(Exercise description): Edit the records so that every "progress-track" becomes "progress-bar", and keep every other character as it is.

(Records from a dataset):
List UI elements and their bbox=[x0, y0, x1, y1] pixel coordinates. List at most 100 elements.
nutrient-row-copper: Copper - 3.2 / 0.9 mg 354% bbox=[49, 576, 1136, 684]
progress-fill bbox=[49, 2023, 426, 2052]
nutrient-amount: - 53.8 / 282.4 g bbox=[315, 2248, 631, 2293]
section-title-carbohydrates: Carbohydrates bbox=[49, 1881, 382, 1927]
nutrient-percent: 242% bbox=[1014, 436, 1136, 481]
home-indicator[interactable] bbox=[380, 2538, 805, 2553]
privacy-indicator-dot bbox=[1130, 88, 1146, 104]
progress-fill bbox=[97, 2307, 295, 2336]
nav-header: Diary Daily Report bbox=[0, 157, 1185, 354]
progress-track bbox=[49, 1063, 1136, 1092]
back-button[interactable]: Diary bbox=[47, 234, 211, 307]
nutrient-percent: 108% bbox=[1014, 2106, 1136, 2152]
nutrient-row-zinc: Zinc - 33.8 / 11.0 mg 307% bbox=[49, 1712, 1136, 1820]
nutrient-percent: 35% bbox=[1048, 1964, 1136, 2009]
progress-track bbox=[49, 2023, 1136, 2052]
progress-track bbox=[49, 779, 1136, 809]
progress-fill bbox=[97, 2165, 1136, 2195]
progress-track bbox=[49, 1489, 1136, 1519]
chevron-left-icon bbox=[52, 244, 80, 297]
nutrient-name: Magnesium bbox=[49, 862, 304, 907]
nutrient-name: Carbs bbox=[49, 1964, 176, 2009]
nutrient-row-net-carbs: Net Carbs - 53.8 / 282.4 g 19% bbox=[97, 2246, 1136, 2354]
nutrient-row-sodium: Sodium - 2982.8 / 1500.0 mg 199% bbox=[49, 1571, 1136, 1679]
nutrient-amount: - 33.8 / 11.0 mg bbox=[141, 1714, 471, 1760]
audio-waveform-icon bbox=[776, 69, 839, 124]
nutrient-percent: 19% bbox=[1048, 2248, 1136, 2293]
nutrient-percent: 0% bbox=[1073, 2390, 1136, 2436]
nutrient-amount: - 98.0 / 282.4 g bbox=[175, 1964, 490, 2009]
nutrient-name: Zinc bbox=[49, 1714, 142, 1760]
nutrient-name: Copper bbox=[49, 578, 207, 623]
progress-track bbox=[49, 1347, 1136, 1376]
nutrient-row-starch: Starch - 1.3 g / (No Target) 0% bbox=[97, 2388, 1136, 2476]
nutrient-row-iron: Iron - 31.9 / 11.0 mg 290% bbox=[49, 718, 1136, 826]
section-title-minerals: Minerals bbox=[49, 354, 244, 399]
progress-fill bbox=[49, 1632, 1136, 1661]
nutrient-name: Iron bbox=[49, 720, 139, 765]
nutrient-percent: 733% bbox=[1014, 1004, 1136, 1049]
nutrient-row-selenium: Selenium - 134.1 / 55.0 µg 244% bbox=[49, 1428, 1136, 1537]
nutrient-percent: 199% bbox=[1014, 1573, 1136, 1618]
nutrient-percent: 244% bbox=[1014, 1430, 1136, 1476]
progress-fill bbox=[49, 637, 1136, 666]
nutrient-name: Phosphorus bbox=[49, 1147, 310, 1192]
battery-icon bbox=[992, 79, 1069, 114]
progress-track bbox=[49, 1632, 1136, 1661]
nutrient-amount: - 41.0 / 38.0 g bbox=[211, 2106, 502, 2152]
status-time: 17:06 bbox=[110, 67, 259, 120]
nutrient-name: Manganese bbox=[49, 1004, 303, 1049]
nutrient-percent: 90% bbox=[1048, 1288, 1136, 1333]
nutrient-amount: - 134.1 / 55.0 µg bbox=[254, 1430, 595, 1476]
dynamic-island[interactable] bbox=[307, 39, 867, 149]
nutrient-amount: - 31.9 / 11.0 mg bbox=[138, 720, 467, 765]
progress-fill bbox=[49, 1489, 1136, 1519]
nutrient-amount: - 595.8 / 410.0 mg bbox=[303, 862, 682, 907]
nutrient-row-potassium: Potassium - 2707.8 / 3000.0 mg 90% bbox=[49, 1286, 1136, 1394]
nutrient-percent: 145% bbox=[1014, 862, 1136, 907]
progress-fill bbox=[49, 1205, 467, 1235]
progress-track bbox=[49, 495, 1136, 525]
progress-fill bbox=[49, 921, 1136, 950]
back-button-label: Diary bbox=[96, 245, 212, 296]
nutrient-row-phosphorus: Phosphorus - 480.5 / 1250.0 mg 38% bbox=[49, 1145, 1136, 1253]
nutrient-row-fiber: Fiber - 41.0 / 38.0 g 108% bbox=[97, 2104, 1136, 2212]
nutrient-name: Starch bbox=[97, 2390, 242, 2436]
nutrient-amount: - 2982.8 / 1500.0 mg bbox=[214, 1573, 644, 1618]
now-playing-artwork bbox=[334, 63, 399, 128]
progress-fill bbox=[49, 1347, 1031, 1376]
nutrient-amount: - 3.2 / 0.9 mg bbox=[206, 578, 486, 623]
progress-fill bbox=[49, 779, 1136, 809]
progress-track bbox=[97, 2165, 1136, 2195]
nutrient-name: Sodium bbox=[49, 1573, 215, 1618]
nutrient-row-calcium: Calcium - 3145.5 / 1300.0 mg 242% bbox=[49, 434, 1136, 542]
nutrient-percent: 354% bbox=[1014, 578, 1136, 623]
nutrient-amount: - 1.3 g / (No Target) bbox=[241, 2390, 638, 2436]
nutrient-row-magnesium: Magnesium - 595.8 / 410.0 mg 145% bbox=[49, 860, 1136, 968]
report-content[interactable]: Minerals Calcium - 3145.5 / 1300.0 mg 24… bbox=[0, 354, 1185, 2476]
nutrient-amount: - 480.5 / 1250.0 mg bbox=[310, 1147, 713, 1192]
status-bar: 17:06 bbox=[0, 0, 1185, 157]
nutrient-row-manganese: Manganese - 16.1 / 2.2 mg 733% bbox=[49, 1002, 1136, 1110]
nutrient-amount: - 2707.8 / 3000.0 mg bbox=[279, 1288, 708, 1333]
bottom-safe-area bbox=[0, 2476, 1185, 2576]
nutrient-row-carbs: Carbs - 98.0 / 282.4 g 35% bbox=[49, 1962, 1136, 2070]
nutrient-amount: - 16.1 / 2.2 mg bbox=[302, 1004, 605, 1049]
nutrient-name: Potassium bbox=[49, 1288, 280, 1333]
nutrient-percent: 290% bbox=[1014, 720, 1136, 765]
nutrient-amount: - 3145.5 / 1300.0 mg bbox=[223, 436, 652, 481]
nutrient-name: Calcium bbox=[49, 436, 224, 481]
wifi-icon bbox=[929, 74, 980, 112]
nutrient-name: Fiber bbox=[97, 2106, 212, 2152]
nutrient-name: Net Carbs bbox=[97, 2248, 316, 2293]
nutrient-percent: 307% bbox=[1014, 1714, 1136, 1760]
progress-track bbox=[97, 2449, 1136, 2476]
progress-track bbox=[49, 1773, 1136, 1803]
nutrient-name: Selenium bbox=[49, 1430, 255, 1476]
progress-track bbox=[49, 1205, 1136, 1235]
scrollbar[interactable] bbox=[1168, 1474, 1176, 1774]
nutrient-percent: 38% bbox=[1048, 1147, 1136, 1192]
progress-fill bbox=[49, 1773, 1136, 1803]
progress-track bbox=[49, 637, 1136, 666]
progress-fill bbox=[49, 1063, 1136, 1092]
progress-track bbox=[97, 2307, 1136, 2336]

(Solution to this problem):
List UI elements and their bbox=[x0, y0, x1, y1] pixel coordinates. List at most 100 elements.
nutrient-row-copper: Copper - 3.2 / 0.9 mg 354% bbox=[49, 576, 1136, 684]
progress-fill bbox=[49, 2023, 426, 2052]
nutrient-amount: - 53.8 / 282.4 g bbox=[315, 2248, 631, 2293]
section-title-carbohydrates: Carbohydrates bbox=[49, 1881, 382, 1927]
nutrient-percent: 242% bbox=[1014, 436, 1136, 481]
home-indicator[interactable] bbox=[380, 2538, 805, 2553]
privacy-indicator-dot bbox=[1130, 88, 1146, 104]
progress-fill bbox=[97, 2307, 295, 2336]
nav-header: Diary Daily Report bbox=[0, 157, 1185, 354]
progress-bar bbox=[49, 1063, 1136, 1092]
back-button[interactable]: Diary bbox=[47, 234, 211, 307]
nutrient-percent: 108% bbox=[1014, 2106, 1136, 2152]
nutrient-row-zinc: Zinc - 33.8 / 11.0 mg 307% bbox=[49, 1712, 1136, 1820]
nutrient-percent: 35% bbox=[1048, 1964, 1136, 2009]
progress-bar bbox=[49, 2023, 1136, 2052]
progress-bar bbox=[49, 779, 1136, 809]
progress-fill bbox=[97, 2165, 1136, 2195]
progress-bar bbox=[49, 1489, 1136, 1519]
chevron-left-icon bbox=[52, 244, 80, 297]
nutrient-name: Magnesium bbox=[49, 862, 304, 907]
nutrient-name: Carbs bbox=[49, 1964, 176, 2009]
nutrient-row-net-carbs: Net Carbs - 53.8 / 282.4 g 19% bbox=[97, 2246, 1136, 2354]
nutrient-row-sodium: Sodium - 2982.8 / 1500.0 mg 199% bbox=[49, 1571, 1136, 1679]
nutrient-amount: - 33.8 / 11.0 mg bbox=[141, 1714, 471, 1760]
audio-waveform-icon bbox=[776, 69, 839, 124]
nutrient-percent: 19% bbox=[1048, 2248, 1136, 2293]
nutrient-percent: 0% bbox=[1073, 2390, 1136, 2436]
nutrient-amount: - 98.0 / 282.4 g bbox=[175, 1964, 490, 2009]
nutrient-name: Zinc bbox=[49, 1714, 142, 1760]
nutrient-name: Copper bbox=[49, 578, 207, 623]
progress-bar bbox=[49, 1347, 1136, 1376]
nutrient-row-starch: Starch - 1.3 g / (No Target) 0% bbox=[97, 2388, 1136, 2476]
nutrient-row-iron: Iron - 31.9 / 11.0 mg 290% bbox=[49, 718, 1136, 826]
section-title-minerals: Minerals bbox=[49, 354, 244, 399]
progress-fill bbox=[49, 1632, 1136, 1661]
nutrient-name: Iron bbox=[49, 720, 139, 765]
nutrient-percent: 733% bbox=[1014, 1004, 1136, 1049]
nutrient-row-selenium: Selenium - 134.1 / 55.0 µg 244% bbox=[49, 1428, 1136, 1537]
nutrient-percent: 199% bbox=[1014, 1573, 1136, 1618]
nutrient-percent: 244% bbox=[1014, 1430, 1136, 1476]
progress-fill bbox=[49, 637, 1136, 666]
nutrient-name: Phosphorus bbox=[49, 1147, 310, 1192]
battery-icon bbox=[992, 79, 1069, 114]
progress-bar bbox=[49, 1632, 1136, 1661]
nutrient-amount: - 41.0 / 38.0 g bbox=[211, 2106, 502, 2152]
status-time: 17:06 bbox=[110, 67, 259, 120]
nutrient-name: Manganese bbox=[49, 1004, 303, 1049]
nutrient-percent: 90% bbox=[1048, 1288, 1136, 1333]
nutrient-amount: - 134.1 / 55.0 µg bbox=[254, 1430, 595, 1476]
dynamic-island[interactable] bbox=[307, 39, 867, 149]
nutrient-amount: - 31.9 / 11.0 mg bbox=[138, 720, 467, 765]
progress-fill bbox=[49, 1489, 1136, 1519]
nutrient-amount: - 595.8 / 410.0 mg bbox=[303, 862, 682, 907]
nutrient-row-potassium: Potassium - 2707.8 / 3000.0 mg 90% bbox=[49, 1286, 1136, 1394]
nutrient-percent: 145% bbox=[1014, 862, 1136, 907]
progress-fill bbox=[49, 1205, 467, 1235]
progress-bar bbox=[49, 495, 1136, 525]
progress-fill bbox=[49, 921, 1136, 950]
back-button-label: Diary bbox=[96, 245, 212, 296]
nutrient-row-phosphorus: Phosphorus - 480.5 / 1250.0 mg 38% bbox=[49, 1145, 1136, 1253]
nutrient-row-fiber: Fiber - 41.0 / 38.0 g 108% bbox=[97, 2104, 1136, 2212]
nutrient-name: Starch bbox=[97, 2390, 242, 2436]
nutrient-amount: - 2982.8 / 1500.0 mg bbox=[214, 1573, 644, 1618]
now-playing-artwork bbox=[334, 63, 399, 128]
progress-fill bbox=[49, 1347, 1031, 1376]
nutrient-amount: - 3.2 / 0.9 mg bbox=[206, 578, 486, 623]
progress-fill bbox=[49, 779, 1136, 809]
progress-bar bbox=[97, 2165, 1136, 2195]
nutrient-name: Sodium bbox=[49, 1573, 215, 1618]
nutrient-row-calcium: Calcium - 3145.5 / 1300.0 mg 242% bbox=[49, 434, 1136, 542]
nutrient-percent: 354% bbox=[1014, 578, 1136, 623]
nutrient-amount: - 1.3 g / (No Target) bbox=[241, 2390, 638, 2436]
nutrient-row-magnesium: Magnesium - 595.8 / 410.0 mg 145% bbox=[49, 860, 1136, 968]
report-content[interactable]: Minerals Calcium - 3145.5 / 1300.0 mg 24… bbox=[0, 354, 1185, 2476]
nutrient-amount: - 480.5 / 1250.0 mg bbox=[310, 1147, 713, 1192]
status-bar: 17:06 bbox=[0, 0, 1185, 157]
nutrient-row-manganese: Manganese - 16.1 / 2.2 mg 733% bbox=[49, 1002, 1136, 1110]
nutrient-amount: - 2707.8 / 3000.0 mg bbox=[279, 1288, 708, 1333]
bottom-safe-area bbox=[0, 2476, 1185, 2576]
nutrient-row-carbs: Carbs - 98.0 / 282.4 g 35% bbox=[49, 1962, 1136, 2070]
nutrient-amount: - 16.1 / 2.2 mg bbox=[302, 1004, 605, 1049]
nutrient-name: Potassium bbox=[49, 1288, 280, 1333]
nutrient-percent: 290% bbox=[1014, 720, 1136, 765]
nutrient-amount: - 3145.5 / 1300.0 mg bbox=[223, 436, 652, 481]
nutrient-name: Calcium bbox=[49, 436, 224, 481]
wifi-icon bbox=[929, 74, 980, 112]
nutrient-name: Fiber bbox=[97, 2106, 212, 2152]
nutrient-name: Net Carbs bbox=[97, 2248, 316, 2293]
nutrient-percent: 307% bbox=[1014, 1714, 1136, 1760]
progress-bar bbox=[97, 2449, 1136, 2476]
progress-bar bbox=[49, 1773, 1136, 1803]
nutrient-name: Selenium bbox=[49, 1430, 255, 1476]
progress-bar bbox=[49, 1205, 1136, 1235]
scrollbar[interactable] bbox=[1168, 1474, 1176, 1774]
nutrient-percent: 38% bbox=[1048, 1147, 1136, 1192]
progress-fill bbox=[49, 1773, 1136, 1803]
progress-bar bbox=[49, 637, 1136, 666]
progress-fill bbox=[49, 1063, 1136, 1092]
progress-bar bbox=[97, 2307, 1136, 2336]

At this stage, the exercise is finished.